__Short problem__:
Transcribe the records below exactly as they appear, omitting any pictures.

__Records__:
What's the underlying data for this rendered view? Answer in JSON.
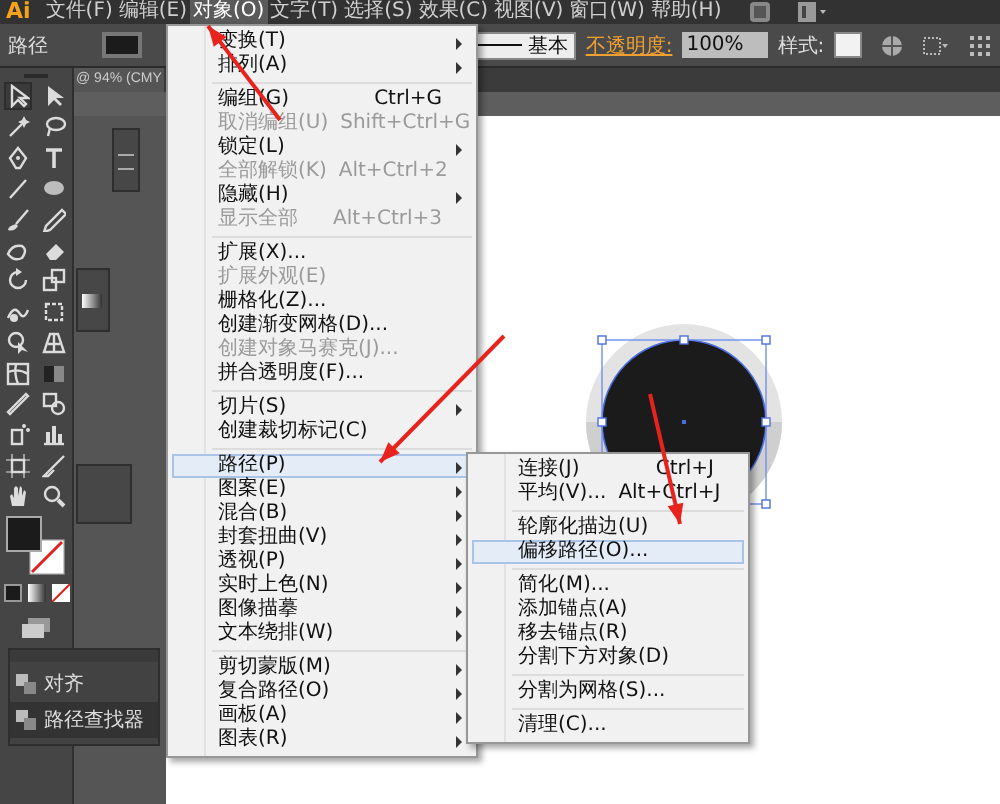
{
  "app": {
    "logo": "Ai"
  },
  "menubar": [
    {
      "label": "文件(F)",
      "selected": false
    },
    {
      "label": "编辑(E)",
      "selected": false
    },
    {
      "label": "对象(O)",
      "selected": true
    },
    {
      "label": "文字(T)",
      "selected": false
    },
    {
      "label": "选择(S)",
      "selected": false
    },
    {
      "label": "效果(C)",
      "selected": false
    },
    {
      "label": "视图(V)",
      "selected": false
    },
    {
      "label": "窗口(W)",
      "selected": false
    },
    {
      "label": "帮助(H)",
      "selected": false
    }
  ],
  "control_bar": {
    "object_type": "路径",
    "stroke_profile": "基本",
    "opacity_label": "不透明度:",
    "opacity": "100%",
    "style_label": "样式:"
  },
  "document_tab": {
    "title": "@ 94% (CMY"
  },
  "object_menu": {
    "sections": [
      [
        {
          "label": "变换(T)",
          "submenu": true,
          "disabled": false,
          "selected": false
        },
        {
          "label": "排列(A)",
          "submenu": true,
          "disabled": false,
          "selected": false
        }
      ],
      [
        {
          "label": "编组(G)",
          "shortcut": "Ctrl+G",
          "submenu": false,
          "disabled": false,
          "selected": false
        },
        {
          "label": "取消编组(U)",
          "shortcut": "Shift+Ctrl+G",
          "submenu": false,
          "disabled": true,
          "selected": false
        },
        {
          "label": "锁定(L)",
          "submenu": true,
          "disabled": false,
          "selected": false
        },
        {
          "label": "全部解锁(K)",
          "shortcut": "Alt+Ctrl+2",
          "submenu": false,
          "disabled": true,
          "selected": false
        },
        {
          "label": "隐藏(H)",
          "submenu": true,
          "disabled": false,
          "selected": false
        },
        {
          "label": "显示全部",
          "shortcut": "Alt+Ctrl+3",
          "submenu": false,
          "disabled": true,
          "selected": false
        }
      ],
      [
        {
          "label": "扩展(X)...",
          "submenu": false,
          "disabled": false,
          "selected": false
        },
        {
          "label": "扩展外观(E)",
          "submenu": false,
          "disabled": true,
          "selected": false
        },
        {
          "label": "栅格化(Z)...",
          "submenu": false,
          "disabled": false,
          "selected": false
        },
        {
          "label": "创建渐变网格(D)...",
          "submenu": false,
          "disabled": false,
          "selected": false
        },
        {
          "label": "创建对象马赛克(J)...",
          "submenu": false,
          "disabled": true,
          "selected": false
        },
        {
          "label": "拼合透明度(F)...",
          "submenu": false,
          "disabled": false,
          "selected": false
        }
      ],
      [
        {
          "label": "切片(S)",
          "submenu": true,
          "disabled": false,
          "selected": false
        },
        {
          "label": "创建裁切标记(C)",
          "submenu": false,
          "disabled": false,
          "selected": false
        }
      ],
      [
        {
          "label": "路径(P)",
          "submenu": true,
          "disabled": false,
          "selected": true
        },
        {
          "label": "图案(E)",
          "submenu": true,
          "disabled": false,
          "selected": false
        },
        {
          "label": "混合(B)",
          "submenu": true,
          "disabled": false,
          "selected": false
        },
        {
          "label": "封套扭曲(V)",
          "submenu": true,
          "disabled": false,
          "selected": false
        },
        {
          "label": "透视(P)",
          "submenu": true,
          "disabled": false,
          "selected": false
        },
        {
          "label": "实时上色(N)",
          "submenu": true,
          "disabled": false,
          "selected": false
        },
        {
          "label": "图像描摹",
          "submenu": true,
          "disabled": false,
          "selected": false
        },
        {
          "label": "文本绕排(W)",
          "submenu": true,
          "disabled": false,
          "selected": false
        }
      ],
      [
        {
          "label": "剪切蒙版(M)",
          "submenu": true,
          "disabled": false,
          "selected": false
        },
        {
          "label": "复合路径(O)",
          "submenu": true,
          "disabled": false,
          "selected": false
        },
        {
          "label": "画板(A)",
          "submenu": true,
          "disabled": false,
          "selected": false
        },
        {
          "label": "图表(R)",
          "submenu": true,
          "disabled": false,
          "selected": false
        }
      ]
    ]
  },
  "path_submenu": {
    "sections": [
      [
        {
          "label": "连接(J)",
          "shortcut": "Ctrl+J",
          "disabled": false,
          "selected": false
        },
        {
          "label": "平均(V)...",
          "shortcut": "Alt+Ctrl+J",
          "disabled": false,
          "selected": false
        }
      ],
      [
        {
          "label": "轮廓化描边(U)",
          "disabled": false,
          "selected": false
        },
        {
          "label": "偏移路径(O)...",
          "disabled": false,
          "selected": true
        }
      ],
      [
        {
          "label": "简化(M)...",
          "disabled": false,
          "selected": false
        },
        {
          "label": "添加锚点(A)",
          "disabled": false,
          "selected": false
        },
        {
          "label": "移去锚点(R)",
          "disabled": false,
          "selected": false
        },
        {
          "label": "分割下方对象(D)",
          "disabled": false,
          "selected": false
        }
      ],
      [
        {
          "label": "分割为网格(S)...",
          "disabled": false,
          "selected": false
        }
      ],
      [
        {
          "label": "清理(C)...",
          "disabled": false,
          "selected": false
        }
      ]
    ]
  },
  "panels": [
    {
      "label": "对齐",
      "selected": false
    },
    {
      "label": "路径查找器",
      "selected": true
    }
  ]
}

__The solution__:
What's the underlying data for this rendered view? Answer in JSON.
{
  "app": {
    "logo": "Ai"
  },
  "menubar": [
    {
      "label": "文件(F)",
      "selected": false
    },
    {
      "label": "编辑(E)",
      "selected": false
    },
    {
      "label": "对象(O)",
      "selected": true
    },
    {
      "label": "文字(T)",
      "selected": false
    },
    {
      "label": "选择(S)",
      "selected": false
    },
    {
      "label": "效果(C)",
      "selected": false
    },
    {
      "label": "视图(V)",
      "selected": false
    },
    {
      "label": "窗口(W)",
      "selected": false
    },
    {
      "label": "帮助(H)",
      "selected": false
    }
  ],
  "control_bar": {
    "object_type": "路径",
    "stroke_profile": "基本",
    "opacity_label": "不透明度:",
    "opacity": "100%",
    "style_label": "样式:"
  },
  "document_tab": {
    "title": "@ 94% (CMY"
  },
  "object_menu": {
    "sections": [
      [
        {
          "label": "变换(T)",
          "submenu": true,
          "disabled": false,
          "selected": false
        },
        {
          "label": "排列(A)",
          "submenu": true,
          "disabled": false,
          "selected": false
        }
      ],
      [
        {
          "label": "编组(G)",
          "shortcut": "Ctrl+G",
          "submenu": false,
          "disabled": false,
          "selected": false
        },
        {
          "label": "取消编组(U)",
          "shortcut": "Shift+Ctrl+G",
          "submenu": false,
          "disabled": true,
          "selected": false
        },
        {
          "label": "锁定(L)",
          "submenu": true,
          "disabled": false,
          "selected": false
        },
        {
          "label": "全部解锁(K)",
          "shortcut": "Alt+Ctrl+2",
          "submenu": false,
          "disabled": true,
          "selected": false
        },
        {
          "label": "隐藏(H)",
          "submenu": true,
          "disabled": false,
          "selected": false
        },
        {
          "label": "显示全部",
          "shortcut": "Alt+Ctrl+3",
          "submenu": false,
          "disabled": true,
          "selected": false
        }
      ],
      [
        {
          "label": "扩展(X)...",
          "submenu": false,
          "disabled": false,
          "selected": false
        },
        {
          "label": "扩展外观(E)",
          "submenu": false,
          "disabled": true,
          "selected": false
        },
        {
          "label": "栅格化(Z)...",
          "submenu": false,
          "disabled": false,
          "selected": false
        },
        {
          "label": "创建渐变网格(D)...",
          "submenu": false,
          "disabled": false,
          "selected": false
        },
        {
          "label": "创建对象马赛克(J)...",
          "submenu": false,
          "disabled": true,
          "selected": false
        },
        {
          "label": "拼合透明度(F)...",
          "submenu": false,
          "disabled": false,
          "selected": false
        }
      ],
      [
        {
          "label": "切片(S)",
          "submenu": true,
          "disabled": false,
          "selected": false
        },
        {
          "label": "创建裁切标记(C)",
          "submenu": false,
          "disabled": false,
          "selected": false
        }
      ],
      [
        {
          "label": "路径(P)",
          "submenu": true,
          "disabled": false,
          "selected": true
        },
        {
          "label": "图案(E)",
          "submenu": true,
          "disabled": false,
          "selected": false
        },
        {
          "label": "混合(B)",
          "submenu": true,
          "disabled": false,
          "selected": false
        },
        {
          "label": "封套扭曲(V)",
          "submenu": true,
          "disabled": false,
          "selected": false
        },
        {
          "label": "透视(P)",
          "submenu": true,
          "disabled": false,
          "selected": false
        },
        {
          "label": "实时上色(N)",
          "submenu": true,
          "disabled": false,
          "selected": false
        },
        {
          "label": "图像描摹",
          "submenu": true,
          "disabled": false,
          "selected": false
        },
        {
          "label": "文本绕排(W)",
          "submenu": true,
          "disabled": false,
          "selected": false
        }
      ],
      [
        {
          "label": "剪切蒙版(M)",
          "submenu": true,
          "disabled": false,
          "selected": false
        },
        {
          "label": "复合路径(O)",
          "submenu": true,
          "disabled": false,
          "selected": false
        },
        {
          "label": "画板(A)",
          "submenu": true,
          "disabled": false,
          "selected": false
        },
        {
          "label": "图表(R)",
          "submenu": true,
          "disabled": false,
          "selected": false
        }
      ]
    ]
  },
  "path_submenu": {
    "sections": [
      [
        {
          "label": "连接(J)",
          "shortcut": "Ctrl+J",
          "disabled": false,
          "selected": false
        },
        {
          "label": "平均(V)...",
          "shortcut": "Alt+Ctrl+J",
          "disabled": false,
          "selected": false
        }
      ],
      [
        {
          "label": "轮廓化描边(U)",
          "disabled": false,
          "selected": false
        },
        {
          "label": "偏移路径(O)...",
          "disabled": false,
          "selected": true
        }
      ],
      [
        {
          "label": "简化(M)...",
          "disabled": false,
          "selected": false
        },
        {
          "label": "添加锚点(A)",
          "disabled": false,
          "selected": false
        },
        {
          "label": "移去锚点(R)",
          "disabled": false,
          "selected": false
        },
        {
          "label": "分割下方对象(D)",
          "disabled": false,
          "selected": false
        }
      ],
      [
        {
          "label": "分割为网格(S)...",
          "disabled": false,
          "selected": false
        }
      ],
      [
        {
          "label": "清理(C)...",
          "disabled": false,
          "selected": false
        }
      ]
    ]
  },
  "panels": [
    {
      "label": "对齐",
      "selected": false
    },
    {
      "label": "路径查找器",
      "selected": true
    }
  ]
}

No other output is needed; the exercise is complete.